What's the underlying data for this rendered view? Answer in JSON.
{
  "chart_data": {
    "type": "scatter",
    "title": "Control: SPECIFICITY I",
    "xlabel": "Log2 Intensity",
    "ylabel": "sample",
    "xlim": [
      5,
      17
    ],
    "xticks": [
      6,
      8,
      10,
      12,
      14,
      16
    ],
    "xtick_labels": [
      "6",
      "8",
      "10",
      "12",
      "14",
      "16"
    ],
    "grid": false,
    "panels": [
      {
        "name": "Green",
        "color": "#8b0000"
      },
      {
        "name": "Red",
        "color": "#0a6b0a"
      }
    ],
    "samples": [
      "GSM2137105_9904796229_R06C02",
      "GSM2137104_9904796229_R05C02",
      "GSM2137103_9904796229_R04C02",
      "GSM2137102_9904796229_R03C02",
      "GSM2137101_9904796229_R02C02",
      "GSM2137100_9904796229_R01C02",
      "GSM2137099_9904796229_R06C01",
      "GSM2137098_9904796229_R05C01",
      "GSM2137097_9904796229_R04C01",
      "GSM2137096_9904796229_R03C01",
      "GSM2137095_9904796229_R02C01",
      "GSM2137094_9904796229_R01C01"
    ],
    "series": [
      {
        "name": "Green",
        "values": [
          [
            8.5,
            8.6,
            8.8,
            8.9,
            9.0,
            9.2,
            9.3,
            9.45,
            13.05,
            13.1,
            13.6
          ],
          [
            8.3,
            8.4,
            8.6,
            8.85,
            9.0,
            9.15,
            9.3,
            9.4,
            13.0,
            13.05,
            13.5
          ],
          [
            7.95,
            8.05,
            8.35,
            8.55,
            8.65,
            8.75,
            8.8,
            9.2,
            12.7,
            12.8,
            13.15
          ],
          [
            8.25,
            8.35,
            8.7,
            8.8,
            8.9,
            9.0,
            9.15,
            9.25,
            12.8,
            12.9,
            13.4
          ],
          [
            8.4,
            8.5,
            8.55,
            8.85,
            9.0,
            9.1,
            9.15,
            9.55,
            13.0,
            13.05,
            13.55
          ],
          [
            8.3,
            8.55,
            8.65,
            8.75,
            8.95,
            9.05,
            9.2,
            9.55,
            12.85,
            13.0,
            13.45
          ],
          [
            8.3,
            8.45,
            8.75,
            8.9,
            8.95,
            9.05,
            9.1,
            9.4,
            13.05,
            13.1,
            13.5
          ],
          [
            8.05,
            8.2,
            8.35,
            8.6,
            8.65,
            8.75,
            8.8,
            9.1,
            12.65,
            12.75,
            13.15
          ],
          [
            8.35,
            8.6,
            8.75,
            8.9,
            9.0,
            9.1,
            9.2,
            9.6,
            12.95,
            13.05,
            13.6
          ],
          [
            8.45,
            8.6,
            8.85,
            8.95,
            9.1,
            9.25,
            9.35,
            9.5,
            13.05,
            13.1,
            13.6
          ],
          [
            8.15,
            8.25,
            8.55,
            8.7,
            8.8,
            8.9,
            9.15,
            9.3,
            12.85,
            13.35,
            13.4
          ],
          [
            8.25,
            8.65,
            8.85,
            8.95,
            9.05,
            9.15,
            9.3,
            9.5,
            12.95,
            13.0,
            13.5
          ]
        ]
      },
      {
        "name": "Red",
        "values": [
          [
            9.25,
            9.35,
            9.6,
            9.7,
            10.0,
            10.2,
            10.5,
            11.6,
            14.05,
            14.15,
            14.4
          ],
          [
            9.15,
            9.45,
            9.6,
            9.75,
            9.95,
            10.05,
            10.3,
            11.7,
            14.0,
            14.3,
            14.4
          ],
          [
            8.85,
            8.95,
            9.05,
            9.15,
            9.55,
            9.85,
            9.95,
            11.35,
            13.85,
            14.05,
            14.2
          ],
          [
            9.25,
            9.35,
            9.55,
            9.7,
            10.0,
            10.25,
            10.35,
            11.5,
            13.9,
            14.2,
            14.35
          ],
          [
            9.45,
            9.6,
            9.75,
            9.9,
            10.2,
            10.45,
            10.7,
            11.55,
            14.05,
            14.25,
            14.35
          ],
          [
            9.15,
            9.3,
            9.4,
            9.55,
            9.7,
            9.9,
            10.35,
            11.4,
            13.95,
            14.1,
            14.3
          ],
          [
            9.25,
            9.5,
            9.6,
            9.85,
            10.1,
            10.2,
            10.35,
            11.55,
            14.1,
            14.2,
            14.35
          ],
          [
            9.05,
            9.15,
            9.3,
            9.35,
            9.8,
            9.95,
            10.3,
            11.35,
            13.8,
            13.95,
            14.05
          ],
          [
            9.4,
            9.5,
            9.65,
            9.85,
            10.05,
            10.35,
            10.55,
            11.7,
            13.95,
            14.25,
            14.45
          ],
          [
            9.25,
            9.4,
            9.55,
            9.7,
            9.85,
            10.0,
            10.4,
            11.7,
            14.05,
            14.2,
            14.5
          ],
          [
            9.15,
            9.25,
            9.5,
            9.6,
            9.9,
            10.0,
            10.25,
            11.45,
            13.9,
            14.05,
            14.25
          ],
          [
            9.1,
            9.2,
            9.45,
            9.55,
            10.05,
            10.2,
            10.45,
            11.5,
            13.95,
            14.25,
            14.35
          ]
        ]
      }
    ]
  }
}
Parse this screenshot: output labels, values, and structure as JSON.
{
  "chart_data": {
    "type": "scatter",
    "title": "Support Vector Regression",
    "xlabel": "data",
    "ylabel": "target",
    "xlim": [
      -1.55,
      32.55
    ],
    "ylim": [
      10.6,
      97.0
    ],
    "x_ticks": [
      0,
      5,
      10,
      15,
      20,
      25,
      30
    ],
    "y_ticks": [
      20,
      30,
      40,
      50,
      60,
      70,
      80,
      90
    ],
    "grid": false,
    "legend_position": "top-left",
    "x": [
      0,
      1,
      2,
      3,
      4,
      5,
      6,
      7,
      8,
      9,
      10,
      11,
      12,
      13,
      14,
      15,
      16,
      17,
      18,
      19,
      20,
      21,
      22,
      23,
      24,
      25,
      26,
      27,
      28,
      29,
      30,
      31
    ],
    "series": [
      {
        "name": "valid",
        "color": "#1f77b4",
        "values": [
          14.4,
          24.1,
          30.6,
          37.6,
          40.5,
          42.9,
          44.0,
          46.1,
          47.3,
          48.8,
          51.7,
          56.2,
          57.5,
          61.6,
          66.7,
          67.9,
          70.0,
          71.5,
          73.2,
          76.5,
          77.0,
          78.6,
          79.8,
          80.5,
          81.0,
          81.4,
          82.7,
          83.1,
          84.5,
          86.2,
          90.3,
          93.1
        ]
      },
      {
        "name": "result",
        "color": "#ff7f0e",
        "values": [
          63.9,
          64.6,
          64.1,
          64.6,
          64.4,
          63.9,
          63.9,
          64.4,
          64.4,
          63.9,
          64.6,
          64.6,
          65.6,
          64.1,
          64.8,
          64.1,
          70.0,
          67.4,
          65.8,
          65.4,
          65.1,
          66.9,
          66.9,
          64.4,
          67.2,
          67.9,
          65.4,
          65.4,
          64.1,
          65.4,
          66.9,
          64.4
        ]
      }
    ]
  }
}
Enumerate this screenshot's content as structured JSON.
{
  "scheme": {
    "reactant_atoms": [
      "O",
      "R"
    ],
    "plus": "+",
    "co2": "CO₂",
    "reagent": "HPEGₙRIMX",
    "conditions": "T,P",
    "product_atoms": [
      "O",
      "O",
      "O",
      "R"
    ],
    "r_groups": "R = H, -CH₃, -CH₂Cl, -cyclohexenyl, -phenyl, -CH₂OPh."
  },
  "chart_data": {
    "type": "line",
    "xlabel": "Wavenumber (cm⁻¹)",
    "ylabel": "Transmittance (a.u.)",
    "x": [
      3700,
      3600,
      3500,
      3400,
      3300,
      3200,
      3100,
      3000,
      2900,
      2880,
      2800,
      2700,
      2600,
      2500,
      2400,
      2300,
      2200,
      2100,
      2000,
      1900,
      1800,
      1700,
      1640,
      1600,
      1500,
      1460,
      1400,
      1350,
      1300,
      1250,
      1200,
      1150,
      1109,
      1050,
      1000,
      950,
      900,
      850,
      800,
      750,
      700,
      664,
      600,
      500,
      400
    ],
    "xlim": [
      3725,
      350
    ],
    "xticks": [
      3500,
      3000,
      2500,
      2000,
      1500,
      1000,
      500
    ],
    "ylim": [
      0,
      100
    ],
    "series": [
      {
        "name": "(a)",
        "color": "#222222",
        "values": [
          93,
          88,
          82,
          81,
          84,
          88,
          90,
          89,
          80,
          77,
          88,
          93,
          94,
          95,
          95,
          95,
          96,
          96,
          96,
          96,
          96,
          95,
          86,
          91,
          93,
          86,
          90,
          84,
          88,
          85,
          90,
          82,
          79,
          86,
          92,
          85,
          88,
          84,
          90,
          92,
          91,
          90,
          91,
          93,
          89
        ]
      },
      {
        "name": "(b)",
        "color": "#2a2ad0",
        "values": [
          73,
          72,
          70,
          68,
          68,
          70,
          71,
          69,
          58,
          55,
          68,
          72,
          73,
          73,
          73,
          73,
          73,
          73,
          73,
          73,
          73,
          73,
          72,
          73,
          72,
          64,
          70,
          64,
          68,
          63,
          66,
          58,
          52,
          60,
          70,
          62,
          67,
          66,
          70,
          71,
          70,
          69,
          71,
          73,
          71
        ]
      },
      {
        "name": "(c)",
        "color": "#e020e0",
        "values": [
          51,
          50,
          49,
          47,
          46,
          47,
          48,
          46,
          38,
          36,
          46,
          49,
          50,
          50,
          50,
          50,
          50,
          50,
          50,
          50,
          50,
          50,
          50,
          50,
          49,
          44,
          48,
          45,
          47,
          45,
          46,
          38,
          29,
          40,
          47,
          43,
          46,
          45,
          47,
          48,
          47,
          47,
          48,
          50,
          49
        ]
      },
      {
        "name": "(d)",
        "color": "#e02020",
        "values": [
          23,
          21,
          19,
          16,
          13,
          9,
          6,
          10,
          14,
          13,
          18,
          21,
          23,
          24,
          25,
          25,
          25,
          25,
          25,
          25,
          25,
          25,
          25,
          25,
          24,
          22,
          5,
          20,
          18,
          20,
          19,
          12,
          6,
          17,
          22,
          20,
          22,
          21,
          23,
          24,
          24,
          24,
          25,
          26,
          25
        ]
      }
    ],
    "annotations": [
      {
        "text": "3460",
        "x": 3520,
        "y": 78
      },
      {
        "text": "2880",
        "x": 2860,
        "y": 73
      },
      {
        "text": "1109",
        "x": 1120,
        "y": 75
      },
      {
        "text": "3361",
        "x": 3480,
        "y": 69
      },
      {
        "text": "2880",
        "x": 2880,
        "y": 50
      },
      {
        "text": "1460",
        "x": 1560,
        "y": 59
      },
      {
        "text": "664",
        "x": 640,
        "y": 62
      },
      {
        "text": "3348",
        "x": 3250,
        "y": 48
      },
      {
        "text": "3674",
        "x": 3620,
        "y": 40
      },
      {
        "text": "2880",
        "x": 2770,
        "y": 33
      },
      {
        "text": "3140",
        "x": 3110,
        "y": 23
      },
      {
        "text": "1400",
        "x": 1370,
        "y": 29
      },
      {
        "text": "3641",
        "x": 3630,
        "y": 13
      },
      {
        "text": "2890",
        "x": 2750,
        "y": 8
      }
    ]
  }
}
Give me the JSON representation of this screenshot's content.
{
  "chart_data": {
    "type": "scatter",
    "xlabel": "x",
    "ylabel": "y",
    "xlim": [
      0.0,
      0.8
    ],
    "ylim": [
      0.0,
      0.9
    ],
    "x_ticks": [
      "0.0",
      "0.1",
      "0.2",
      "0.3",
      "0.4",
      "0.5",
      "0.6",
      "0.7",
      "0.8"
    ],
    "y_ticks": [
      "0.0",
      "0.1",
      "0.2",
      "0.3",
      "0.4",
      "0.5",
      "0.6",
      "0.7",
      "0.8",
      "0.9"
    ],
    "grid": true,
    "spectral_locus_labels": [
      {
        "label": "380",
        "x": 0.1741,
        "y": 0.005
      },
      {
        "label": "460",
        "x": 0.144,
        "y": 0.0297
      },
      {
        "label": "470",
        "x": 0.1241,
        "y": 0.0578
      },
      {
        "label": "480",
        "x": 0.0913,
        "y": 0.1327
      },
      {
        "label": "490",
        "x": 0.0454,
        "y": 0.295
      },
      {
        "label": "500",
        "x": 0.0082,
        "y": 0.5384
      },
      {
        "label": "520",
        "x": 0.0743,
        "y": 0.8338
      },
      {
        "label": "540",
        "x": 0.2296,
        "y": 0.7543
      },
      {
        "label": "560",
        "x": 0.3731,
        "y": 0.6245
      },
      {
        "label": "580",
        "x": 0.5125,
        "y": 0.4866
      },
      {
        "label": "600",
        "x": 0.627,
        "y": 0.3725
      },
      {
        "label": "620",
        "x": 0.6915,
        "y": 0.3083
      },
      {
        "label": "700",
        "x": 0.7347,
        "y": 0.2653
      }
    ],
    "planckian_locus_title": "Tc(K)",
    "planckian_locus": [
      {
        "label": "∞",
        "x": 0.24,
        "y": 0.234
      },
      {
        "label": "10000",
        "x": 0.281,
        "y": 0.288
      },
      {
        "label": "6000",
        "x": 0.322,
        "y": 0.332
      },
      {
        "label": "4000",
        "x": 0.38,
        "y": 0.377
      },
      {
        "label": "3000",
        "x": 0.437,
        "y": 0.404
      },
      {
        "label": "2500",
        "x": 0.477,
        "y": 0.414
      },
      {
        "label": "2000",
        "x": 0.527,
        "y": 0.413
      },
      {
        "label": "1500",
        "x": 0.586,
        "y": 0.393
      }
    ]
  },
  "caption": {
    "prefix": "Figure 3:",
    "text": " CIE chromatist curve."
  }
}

**Task details**
Only lines with the string "color" belong in your answer; copy each one.

**Reply to the task**
        "color": "#8b0000"
        "color": "#0a6b0a"
        "color": "#1f77b4",
        "color": "#ff7f0e",
        "color": "#222222",
        "color": "#2a2ad0",
        "color": "#e020e0",
        "color": "#e02020",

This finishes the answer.